### Exercise prompt:
Return each line of the records holding the string "this".

### Data rows:
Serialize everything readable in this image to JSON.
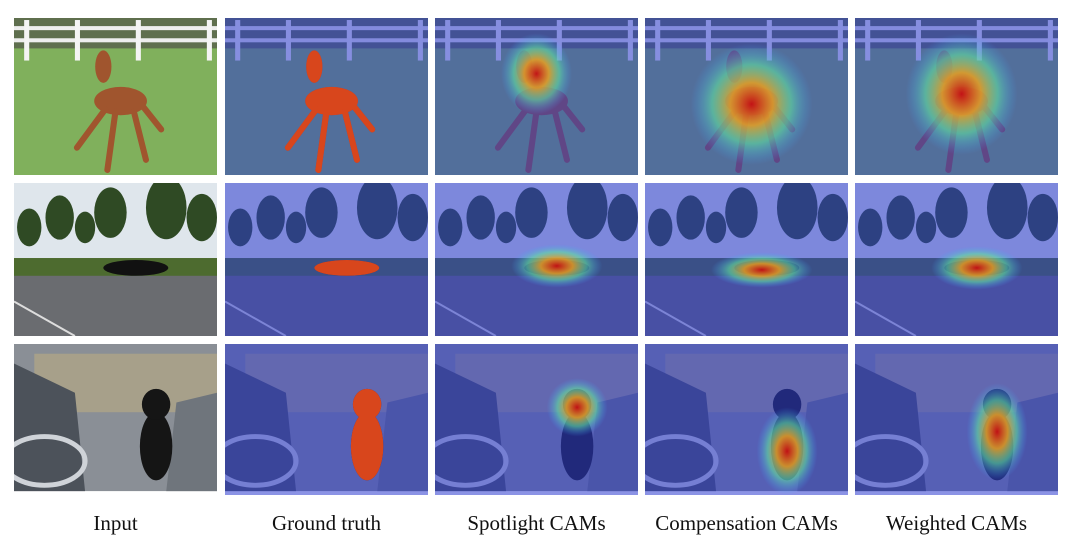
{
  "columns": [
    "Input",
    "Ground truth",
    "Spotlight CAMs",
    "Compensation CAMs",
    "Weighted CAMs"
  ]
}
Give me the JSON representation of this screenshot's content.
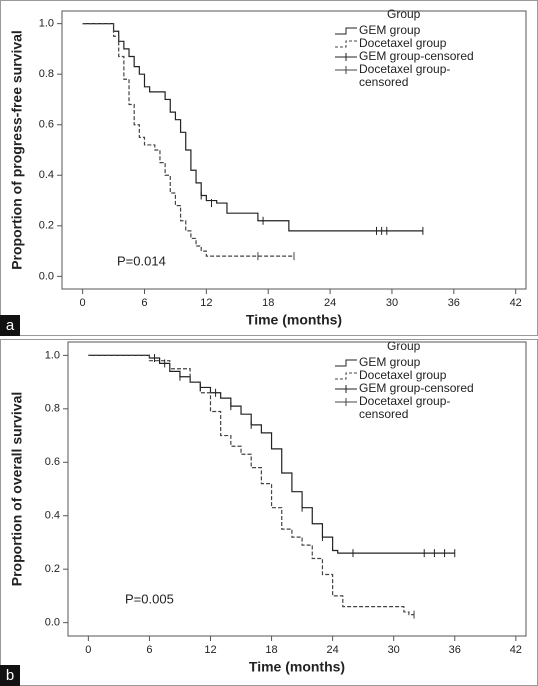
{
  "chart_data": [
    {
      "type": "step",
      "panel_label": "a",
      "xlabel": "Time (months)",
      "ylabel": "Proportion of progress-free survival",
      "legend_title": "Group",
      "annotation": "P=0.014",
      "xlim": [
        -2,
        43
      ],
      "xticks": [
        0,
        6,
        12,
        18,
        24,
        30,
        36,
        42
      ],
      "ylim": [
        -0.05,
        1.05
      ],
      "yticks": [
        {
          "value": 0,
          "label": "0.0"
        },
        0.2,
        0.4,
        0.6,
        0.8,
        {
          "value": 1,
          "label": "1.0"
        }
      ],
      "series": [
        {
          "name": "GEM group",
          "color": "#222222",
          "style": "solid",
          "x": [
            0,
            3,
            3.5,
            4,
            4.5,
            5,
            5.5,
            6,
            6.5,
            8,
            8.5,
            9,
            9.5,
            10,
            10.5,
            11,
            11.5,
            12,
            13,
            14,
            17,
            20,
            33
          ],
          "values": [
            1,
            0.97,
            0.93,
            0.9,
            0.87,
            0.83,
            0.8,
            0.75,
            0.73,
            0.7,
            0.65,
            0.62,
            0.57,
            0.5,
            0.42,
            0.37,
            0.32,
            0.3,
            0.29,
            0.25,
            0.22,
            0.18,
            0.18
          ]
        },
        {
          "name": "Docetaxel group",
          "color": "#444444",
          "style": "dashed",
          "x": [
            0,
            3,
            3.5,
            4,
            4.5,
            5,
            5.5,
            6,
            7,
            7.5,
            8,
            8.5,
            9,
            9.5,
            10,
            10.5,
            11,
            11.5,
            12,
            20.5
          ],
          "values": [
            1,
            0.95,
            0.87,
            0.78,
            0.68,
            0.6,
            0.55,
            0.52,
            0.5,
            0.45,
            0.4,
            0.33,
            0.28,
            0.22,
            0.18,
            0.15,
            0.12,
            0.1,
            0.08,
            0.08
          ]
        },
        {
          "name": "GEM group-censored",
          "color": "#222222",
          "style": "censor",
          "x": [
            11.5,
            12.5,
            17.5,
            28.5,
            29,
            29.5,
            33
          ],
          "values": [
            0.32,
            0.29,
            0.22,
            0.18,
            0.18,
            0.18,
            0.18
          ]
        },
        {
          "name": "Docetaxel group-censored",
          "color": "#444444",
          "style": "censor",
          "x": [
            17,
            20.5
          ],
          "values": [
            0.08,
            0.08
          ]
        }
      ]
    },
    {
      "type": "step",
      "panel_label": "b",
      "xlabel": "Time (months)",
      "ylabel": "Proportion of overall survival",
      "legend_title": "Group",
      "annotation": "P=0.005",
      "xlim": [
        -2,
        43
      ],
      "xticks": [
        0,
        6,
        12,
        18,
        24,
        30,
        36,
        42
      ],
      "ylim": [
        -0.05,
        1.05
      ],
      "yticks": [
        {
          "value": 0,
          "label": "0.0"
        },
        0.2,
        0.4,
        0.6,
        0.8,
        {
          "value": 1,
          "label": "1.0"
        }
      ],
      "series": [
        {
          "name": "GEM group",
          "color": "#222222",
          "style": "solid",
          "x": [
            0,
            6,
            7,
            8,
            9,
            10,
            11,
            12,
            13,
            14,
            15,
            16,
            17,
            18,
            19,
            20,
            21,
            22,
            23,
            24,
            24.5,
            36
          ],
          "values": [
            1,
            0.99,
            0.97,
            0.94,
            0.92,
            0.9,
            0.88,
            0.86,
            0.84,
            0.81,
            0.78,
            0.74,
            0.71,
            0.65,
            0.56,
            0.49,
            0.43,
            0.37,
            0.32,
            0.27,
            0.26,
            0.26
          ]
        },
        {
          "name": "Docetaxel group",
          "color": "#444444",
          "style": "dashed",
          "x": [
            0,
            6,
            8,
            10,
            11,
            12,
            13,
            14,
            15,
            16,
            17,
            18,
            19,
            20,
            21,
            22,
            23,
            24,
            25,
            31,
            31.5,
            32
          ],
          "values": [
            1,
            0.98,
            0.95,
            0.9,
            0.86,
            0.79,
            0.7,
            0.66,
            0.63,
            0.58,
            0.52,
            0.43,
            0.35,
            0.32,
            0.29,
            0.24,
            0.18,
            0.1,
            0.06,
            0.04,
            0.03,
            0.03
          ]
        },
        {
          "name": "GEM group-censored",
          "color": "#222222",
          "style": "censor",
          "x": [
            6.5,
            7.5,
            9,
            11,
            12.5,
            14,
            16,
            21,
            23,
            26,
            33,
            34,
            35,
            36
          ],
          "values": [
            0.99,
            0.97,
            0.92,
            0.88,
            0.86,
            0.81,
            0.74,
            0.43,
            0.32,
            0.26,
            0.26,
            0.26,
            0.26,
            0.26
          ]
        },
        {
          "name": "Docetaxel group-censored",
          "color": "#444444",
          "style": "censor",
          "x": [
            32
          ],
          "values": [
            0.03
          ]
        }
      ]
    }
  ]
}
...
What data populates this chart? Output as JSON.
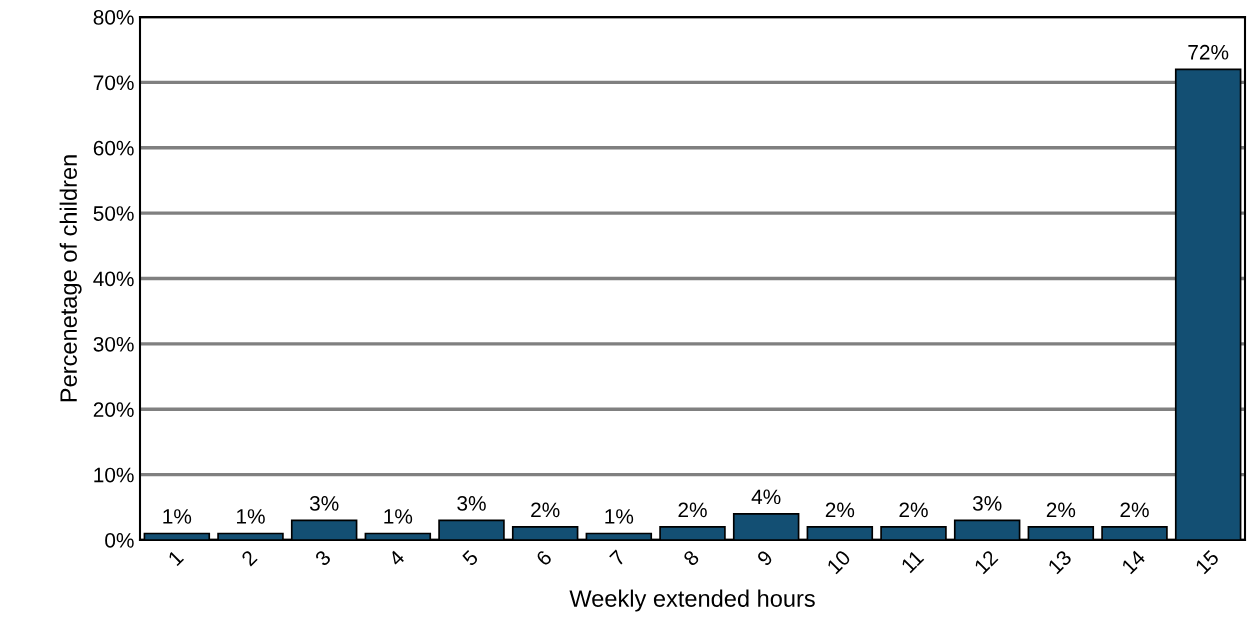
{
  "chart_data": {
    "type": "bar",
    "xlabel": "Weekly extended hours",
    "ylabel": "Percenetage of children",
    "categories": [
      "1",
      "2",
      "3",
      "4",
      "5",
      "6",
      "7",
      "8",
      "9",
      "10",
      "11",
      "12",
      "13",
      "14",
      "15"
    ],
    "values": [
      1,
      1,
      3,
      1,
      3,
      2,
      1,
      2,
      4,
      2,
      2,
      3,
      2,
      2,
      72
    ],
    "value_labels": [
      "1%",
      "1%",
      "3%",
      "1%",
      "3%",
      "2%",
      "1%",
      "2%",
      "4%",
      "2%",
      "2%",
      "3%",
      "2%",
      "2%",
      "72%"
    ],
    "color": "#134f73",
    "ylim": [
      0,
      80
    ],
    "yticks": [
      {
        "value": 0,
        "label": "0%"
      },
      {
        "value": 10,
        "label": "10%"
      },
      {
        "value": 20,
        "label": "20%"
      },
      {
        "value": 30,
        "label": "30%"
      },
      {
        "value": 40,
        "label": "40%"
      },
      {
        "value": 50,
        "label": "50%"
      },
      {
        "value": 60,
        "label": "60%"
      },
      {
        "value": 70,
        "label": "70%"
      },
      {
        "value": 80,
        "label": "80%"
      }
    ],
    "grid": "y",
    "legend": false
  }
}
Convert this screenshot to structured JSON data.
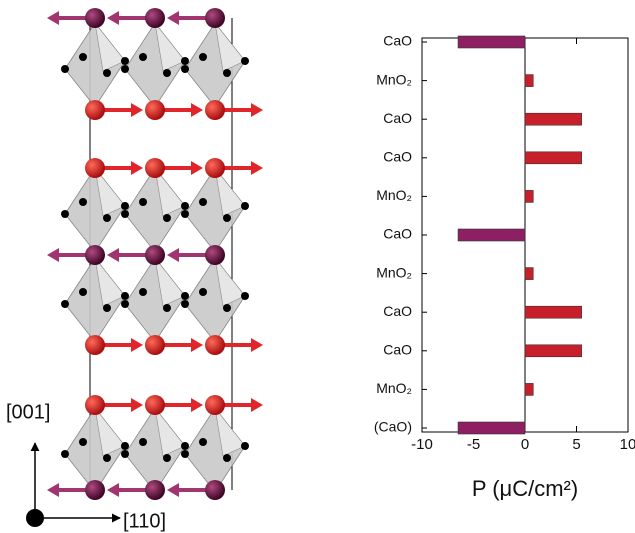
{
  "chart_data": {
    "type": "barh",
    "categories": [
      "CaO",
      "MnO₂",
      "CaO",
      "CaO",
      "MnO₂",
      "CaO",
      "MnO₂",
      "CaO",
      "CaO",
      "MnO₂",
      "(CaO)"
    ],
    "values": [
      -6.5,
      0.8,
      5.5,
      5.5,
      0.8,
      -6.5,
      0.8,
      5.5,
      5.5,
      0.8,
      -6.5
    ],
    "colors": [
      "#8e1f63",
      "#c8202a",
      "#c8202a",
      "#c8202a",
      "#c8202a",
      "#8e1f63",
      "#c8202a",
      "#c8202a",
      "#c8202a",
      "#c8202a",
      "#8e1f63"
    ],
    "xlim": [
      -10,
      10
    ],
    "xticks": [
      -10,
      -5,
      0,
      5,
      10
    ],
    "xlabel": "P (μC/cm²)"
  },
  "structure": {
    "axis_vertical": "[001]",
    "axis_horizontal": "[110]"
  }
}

### Correct result:
Serialize everything readable in this image to JSON.
Give me the JSON representation of this screenshot's content.
What data populates this chart? Output as JSON.
Convert this screenshot to structured JSON data.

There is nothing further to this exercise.